[What you are asked to do]
Copy the items word for word, starting with the first line and continuing through the line with "category-label: Waadt (344, 852, 417, 878)", with both of those lines included.

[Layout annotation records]
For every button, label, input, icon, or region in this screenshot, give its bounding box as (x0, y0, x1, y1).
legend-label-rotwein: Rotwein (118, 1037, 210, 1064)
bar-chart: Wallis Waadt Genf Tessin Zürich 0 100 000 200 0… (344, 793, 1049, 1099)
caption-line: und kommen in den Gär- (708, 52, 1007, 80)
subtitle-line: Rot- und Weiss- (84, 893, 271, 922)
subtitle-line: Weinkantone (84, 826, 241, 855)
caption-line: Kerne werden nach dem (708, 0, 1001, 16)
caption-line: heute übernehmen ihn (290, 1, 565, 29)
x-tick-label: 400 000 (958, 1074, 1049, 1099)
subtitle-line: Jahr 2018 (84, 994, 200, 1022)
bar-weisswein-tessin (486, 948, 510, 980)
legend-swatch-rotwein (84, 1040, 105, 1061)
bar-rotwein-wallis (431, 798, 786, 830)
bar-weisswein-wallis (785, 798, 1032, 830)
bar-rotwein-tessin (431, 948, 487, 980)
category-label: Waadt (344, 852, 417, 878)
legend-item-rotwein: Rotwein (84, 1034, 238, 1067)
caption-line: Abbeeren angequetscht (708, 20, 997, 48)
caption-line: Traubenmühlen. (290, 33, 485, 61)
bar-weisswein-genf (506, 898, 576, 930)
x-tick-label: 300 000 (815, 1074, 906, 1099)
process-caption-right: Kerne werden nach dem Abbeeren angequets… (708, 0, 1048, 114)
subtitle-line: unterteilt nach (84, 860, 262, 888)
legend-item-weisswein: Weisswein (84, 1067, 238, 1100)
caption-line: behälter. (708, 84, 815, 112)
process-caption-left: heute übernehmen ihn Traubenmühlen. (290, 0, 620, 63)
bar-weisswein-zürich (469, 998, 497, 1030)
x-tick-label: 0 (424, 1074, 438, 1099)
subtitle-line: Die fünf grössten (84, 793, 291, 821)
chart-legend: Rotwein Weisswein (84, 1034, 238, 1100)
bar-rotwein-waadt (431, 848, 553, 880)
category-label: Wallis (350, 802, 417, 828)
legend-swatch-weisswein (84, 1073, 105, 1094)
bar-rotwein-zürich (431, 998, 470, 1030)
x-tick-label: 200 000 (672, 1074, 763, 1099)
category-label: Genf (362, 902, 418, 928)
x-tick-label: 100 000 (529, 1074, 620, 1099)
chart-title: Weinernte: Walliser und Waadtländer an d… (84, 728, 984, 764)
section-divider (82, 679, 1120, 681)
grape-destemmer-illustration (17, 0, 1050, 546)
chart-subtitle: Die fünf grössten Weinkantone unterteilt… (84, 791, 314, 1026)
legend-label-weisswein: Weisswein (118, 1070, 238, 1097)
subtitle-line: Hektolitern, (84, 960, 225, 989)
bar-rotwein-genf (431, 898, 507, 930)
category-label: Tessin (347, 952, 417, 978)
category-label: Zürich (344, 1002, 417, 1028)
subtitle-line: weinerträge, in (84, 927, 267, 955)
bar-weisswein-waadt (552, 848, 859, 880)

[Final result]
For every button, label, input, icon, or region in this screenshot, give its bounding box as (x0, y0, x1, y1).
legend-label-rotwein: Rotwein (118, 1037, 210, 1064)
bar-chart: Wallis Waadt Genf Tessin Zürich 0 100 000 200 0… (344, 793, 1049, 1099)
caption-line: und kommen in den Gär- (708, 52, 1007, 80)
subtitle-line: Rot- und Weiss- (84, 893, 271, 922)
subtitle-line: Weinkantone (84, 826, 241, 855)
caption-line: Kerne werden nach dem (708, 0, 1001, 16)
caption-line: heute übernehmen ihn (290, 1, 565, 29)
x-tick-label: 400 000 (958, 1074, 1049, 1099)
subtitle-line: Jahr 2018 (84, 994, 200, 1022)
bar-weisswein-tessin (486, 948, 510, 980)
legend-swatch-rotwein (84, 1040, 105, 1061)
bar-rotwein-wallis (431, 798, 786, 830)
bar-weisswein-wallis (785, 798, 1032, 830)
bar-rotwein-tessin (431, 948, 487, 980)
category-label: Waadt (344, 852, 417, 878)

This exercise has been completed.